======== MATERIAL PROVIDED

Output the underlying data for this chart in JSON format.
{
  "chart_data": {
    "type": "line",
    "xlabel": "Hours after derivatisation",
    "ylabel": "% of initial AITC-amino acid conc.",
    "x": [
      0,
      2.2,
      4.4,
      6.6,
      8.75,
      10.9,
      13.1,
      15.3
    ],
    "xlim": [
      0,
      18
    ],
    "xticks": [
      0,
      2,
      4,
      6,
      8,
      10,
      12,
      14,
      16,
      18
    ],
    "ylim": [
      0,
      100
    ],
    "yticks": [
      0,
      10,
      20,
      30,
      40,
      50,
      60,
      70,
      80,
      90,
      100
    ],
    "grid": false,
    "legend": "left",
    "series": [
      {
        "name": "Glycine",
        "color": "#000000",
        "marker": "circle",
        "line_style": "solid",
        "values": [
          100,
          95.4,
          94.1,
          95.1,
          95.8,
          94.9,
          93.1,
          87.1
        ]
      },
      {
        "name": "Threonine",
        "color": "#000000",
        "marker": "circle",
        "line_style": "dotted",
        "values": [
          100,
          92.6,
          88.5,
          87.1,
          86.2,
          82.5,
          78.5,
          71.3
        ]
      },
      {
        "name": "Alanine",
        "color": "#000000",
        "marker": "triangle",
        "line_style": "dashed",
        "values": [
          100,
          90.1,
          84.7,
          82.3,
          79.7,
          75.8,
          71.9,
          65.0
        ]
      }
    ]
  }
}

================

Type out all of the material again, word for word.

__ANSWER TO THIS TASK__.
Output the underlying data for this chart in JSON format.
{
  "chart_data": {
    "type": "line",
    "xlabel": "Hours after derivatisation",
    "ylabel": "% of initial AITC-amino acid conc.",
    "x": [
      0,
      2.2,
      4.4,
      6.6,
      8.75,
      10.9,
      13.1,
      15.3
    ],
    "xlim": [
      0,
      18
    ],
    "xticks": [
      0,
      2,
      4,
      6,
      8,
      10,
      12,
      14,
      16,
      18
    ],
    "ylim": [
      0,
      100
    ],
    "yticks": [
      0,
      10,
      20,
      30,
      40,
      50,
      60,
      70,
      80,
      90,
      100
    ],
    "grid": false,
    "legend": "left",
    "series": [
      {
        "name": "Glycine",
        "color": "#000000",
        "marker": "circle",
        "line_style": "solid",
        "values": [
          100,
          95.4,
          94.1,
          95.1,
          95.8,
          94.9,
          93.1,
          87.1
        ]
      },
      {
        "name": "Threonine",
        "color": "#000000",
        "marker": "circle",
        "line_style": "dotted",
        "values": [
          100,
          92.6,
          88.5,
          87.1,
          86.2,
          82.5,
          78.5,
          71.3
        ]
      },
      {
        "name": "Alanine",
        "color": "#000000",
        "marker": "triangle",
        "line_style": "dashed",
        "values": [
          100,
          90.1,
          84.7,
          82.3,
          79.7,
          75.8,
          71.9,
          65.0
        ]
      }
    ]
  }
}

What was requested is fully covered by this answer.